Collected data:
-*-*-
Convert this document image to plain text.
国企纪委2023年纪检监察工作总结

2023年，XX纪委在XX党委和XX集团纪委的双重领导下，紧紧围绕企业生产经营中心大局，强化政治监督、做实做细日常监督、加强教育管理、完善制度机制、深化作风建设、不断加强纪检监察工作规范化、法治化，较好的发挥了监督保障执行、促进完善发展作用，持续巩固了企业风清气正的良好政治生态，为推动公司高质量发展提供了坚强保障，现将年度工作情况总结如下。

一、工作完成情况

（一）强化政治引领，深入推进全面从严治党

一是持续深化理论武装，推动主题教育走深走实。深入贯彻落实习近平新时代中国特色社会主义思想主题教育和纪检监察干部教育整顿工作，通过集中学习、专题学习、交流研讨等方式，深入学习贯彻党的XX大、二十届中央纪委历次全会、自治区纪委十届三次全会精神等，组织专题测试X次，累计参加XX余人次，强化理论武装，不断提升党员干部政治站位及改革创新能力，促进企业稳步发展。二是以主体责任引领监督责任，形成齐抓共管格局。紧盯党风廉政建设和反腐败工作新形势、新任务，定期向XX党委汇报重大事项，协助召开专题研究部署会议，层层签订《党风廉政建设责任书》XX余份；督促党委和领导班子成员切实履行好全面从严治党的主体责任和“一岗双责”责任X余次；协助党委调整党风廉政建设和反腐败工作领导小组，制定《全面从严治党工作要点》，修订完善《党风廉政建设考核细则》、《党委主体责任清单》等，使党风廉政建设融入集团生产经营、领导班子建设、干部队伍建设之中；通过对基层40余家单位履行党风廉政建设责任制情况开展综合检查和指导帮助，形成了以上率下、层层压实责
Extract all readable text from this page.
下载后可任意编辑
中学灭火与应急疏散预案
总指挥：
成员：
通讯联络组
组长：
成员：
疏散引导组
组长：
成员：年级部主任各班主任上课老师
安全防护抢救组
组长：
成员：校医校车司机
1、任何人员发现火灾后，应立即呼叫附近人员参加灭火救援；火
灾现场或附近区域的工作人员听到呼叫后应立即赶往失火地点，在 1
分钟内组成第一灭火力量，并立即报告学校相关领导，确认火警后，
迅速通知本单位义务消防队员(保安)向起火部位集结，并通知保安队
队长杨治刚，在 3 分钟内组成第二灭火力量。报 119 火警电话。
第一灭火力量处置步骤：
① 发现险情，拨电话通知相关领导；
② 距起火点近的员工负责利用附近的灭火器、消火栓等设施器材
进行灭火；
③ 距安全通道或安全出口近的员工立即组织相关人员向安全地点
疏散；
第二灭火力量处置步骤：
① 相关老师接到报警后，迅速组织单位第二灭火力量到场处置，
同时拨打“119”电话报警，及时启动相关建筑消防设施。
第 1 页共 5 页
-*-*-
Requirement.
Copy exactly the lines above, from the one containing "Extract all readable text from this page." through the very last line.

Worked answer.
Extract all readable text from this page.
下载后可任意编辑
中学灭火与应急疏散预案
总指挥：
成员：
通讯联络组
组长：
成员：
疏散引导组
组长：
成员：年级部主任各班主任上课老师
安全防护抢救组
组长：
成员：校医校车司机
1、任何人员发现火灾后，应立即呼叫附近人员参加灭火救援；火
灾现场或附近区域的工作人员听到呼叫后应立即赶往失火地点，在 1
分钟内组成第一灭火力量，并立即报告学校相关领导，确认火警后，
迅速通知本单位义务消防队员(保安)向起火部位集结，并通知保安队
队长杨治刚，在 3 分钟内组成第二灭火力量。报 119 火警电话。
第一灭火力量处置步骤：
① 发现险情，拨电话通知相关领导；
② 距起火点近的员工负责利用附近的灭火器、消火栓等设施器材
进行灭火；
③ 距安全通道或安全出口近的员工立即组织相关人员向安全地点
疏散；
第二灭火力量处置步骤：
① 相关老师接到报警后，迅速组织单位第二灭火力量到场处置，
同时拨打“119”电话报警，及时启动相关建筑消防设施。
第 1 页共 5 页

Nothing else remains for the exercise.